● Problem requirements
Write out the listing beneath this instruction in its entirety, exactly as it reads.

● Record list

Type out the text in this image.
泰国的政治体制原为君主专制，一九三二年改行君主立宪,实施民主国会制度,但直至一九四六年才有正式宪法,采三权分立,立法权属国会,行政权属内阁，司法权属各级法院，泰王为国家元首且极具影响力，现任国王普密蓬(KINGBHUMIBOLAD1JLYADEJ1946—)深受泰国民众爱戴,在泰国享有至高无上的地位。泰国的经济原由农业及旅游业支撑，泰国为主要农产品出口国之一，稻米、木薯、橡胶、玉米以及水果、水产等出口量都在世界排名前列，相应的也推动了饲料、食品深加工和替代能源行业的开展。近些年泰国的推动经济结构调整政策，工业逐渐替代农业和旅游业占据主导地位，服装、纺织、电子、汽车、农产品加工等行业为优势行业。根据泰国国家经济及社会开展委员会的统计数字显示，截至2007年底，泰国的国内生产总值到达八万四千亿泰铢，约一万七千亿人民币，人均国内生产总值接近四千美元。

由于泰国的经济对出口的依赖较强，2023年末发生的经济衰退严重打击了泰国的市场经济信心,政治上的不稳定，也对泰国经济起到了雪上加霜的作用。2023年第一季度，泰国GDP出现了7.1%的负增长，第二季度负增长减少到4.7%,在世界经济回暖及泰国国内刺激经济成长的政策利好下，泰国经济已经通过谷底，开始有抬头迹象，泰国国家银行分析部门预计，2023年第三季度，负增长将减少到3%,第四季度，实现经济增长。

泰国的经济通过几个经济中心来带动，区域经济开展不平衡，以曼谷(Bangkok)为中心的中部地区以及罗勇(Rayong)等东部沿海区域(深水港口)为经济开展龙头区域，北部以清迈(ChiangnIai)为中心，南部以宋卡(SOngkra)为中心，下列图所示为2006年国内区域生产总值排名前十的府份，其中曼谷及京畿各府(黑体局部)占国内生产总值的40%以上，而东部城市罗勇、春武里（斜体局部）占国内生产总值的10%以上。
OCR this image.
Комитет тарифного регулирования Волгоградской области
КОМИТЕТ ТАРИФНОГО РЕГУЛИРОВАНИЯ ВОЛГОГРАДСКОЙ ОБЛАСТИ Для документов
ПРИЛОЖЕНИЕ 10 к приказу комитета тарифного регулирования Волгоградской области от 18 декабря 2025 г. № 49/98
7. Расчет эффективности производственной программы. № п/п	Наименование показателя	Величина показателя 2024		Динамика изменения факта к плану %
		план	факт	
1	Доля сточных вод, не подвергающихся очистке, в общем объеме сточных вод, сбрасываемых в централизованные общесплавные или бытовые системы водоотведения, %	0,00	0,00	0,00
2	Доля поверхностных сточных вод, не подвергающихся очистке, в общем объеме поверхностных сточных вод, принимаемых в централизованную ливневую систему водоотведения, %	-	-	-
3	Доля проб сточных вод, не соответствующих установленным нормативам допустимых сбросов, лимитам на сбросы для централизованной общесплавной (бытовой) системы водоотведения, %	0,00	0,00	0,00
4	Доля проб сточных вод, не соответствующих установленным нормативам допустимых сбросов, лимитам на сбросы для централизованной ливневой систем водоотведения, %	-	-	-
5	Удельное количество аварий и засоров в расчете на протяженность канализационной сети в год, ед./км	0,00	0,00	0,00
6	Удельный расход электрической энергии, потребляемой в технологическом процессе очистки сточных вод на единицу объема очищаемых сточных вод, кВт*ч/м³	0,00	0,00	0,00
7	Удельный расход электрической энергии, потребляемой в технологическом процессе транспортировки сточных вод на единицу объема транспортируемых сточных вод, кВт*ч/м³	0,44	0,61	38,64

● Exercise solution
Type out the text in this image.
泰国的政治体制原为君主专制，一九三二年改行君主立宪,实施民主国会制度,但直至一九四六年才有正式宪法,采三权分立,立法权属国会,行政权属内阁，司法权属各级法院，泰王为国家元首且极具影响力，现任国王普密蓬(KINGBHUMIBOLAD1JLYADEJ1946—)深受泰国民众爱戴,在泰国享有至高无上的地位。泰国的经济原由农业及旅游业支撑，泰国为主要农产品出口国之一，稻米、木薯、橡胶、玉米以及水果、水产等出口量都在世界排名前列，相应的也推动了饲料、食品深加工和替代能源行业的开展。近些年泰国的推动经济结构调整政策，工业逐渐替代农业和旅游业占据主导地位，服装、纺织、电子、汽车、农产品加工等行业为优势行业。根据泰国国家经济及社会开展委员会的统计数字显示，截至2007年底，泰国的国内生产总值到达八万四千亿泰铢，约一万七千亿人民币，人均国内生产总值接近四千美元。

由于泰国的经济对出口的依赖较强，2023年末发生的经济衰退严重打击了泰国的市场经济信心,政治上的不稳定，也对泰国经济起到了雪上加霜的作用。2023年第一季度，泰国GDP出现了7.1%的负增长，第二季度负增长减少到4.7%,在世界经济回暖及泰国国内刺激经济成长的政策利好下，泰国经济已经通过谷底，开始有抬头迹象，泰国国家银行分析部门预计，2023年第三季度，负增长将减少到3%,第四季度，实现经济增长。

泰国的经济通过几个经济中心来带动，区域经济开展不平衡，以曼谷(Bangkok)为中心的中部地区以及罗勇(Rayong)等东部沿海区域(深水港口)为经济开展龙头区域，北部以清迈(ChiangnIai)为中心，南部以宋卡(SOngkra)为中心，下列图所示为2006年国内区域生产总值排名前十的府份，其中曼谷及京畿各府(黑体局部)占国内生产总值的40%以上，而东部城市罗勇、春武里（斜体局部）占国内生产总值的10%以上。
OCR this image.
Комитет тарифного регулирования Волгоградской области
КОМИТЕТ ТАРИФНОГО РЕГУЛИРОВАНИЯ ВОЛГОГРАДСКОЙ ОБЛАСТИ Для документов
ПРИЛОЖЕНИЕ 10 к приказу комитета тарифного регулирования Волгоградской области от 18 декабря 2025 г. № 49/98
7. Расчет эффективности производственной программы. № п/п	Наименование показателя	Величина показателя 2024		Динамика изменения факта к плану %
		план	факт	
1	Доля сточных вод, не подвергающихся очистке, в общем объеме сточных вод, сбрасываемых в централизованные общесплавные или бытовые системы водоотведения, %	0,00	0,00	0,00
2	Доля поверхностных сточных вод, не подвергающихся очистке, в общем объеме поверхностных сточных вод, принимаемых в централизованную ливневую систему водоотведения, %	-	-	-
3	Доля проб сточных вод, не соответствующих установленным нормативам допустимых сбросов, лимитам на сбросы для централизованной общесплавной (бытовой) системы водоотведения, %	0,00	0,00	0,00
4	Доля проб сточных вод, не соответствующих установленным нормативам допустимых сбросов, лимитам на сбросы для централизованной ливневой систем водоотведения, %	-	-	-
5	Удельное количество аварий и засоров в расчете на протяженность канализационной сети в год, ед./км	0,00	0,00	0,00
6	Удельный расход электрической энергии, потребляемой в технологическом процессе очистки сточных вод на единицу объема очищаемых сточных вод, кВт*ч/м³	0,00	0,00	0,00
7	Удельный расход электрической энергии, потребляемой в технологическом процессе транспортировки сточных вод на единицу объема транспортируемых сточных вод, кВт*ч/м³	0,44	0,61	38,64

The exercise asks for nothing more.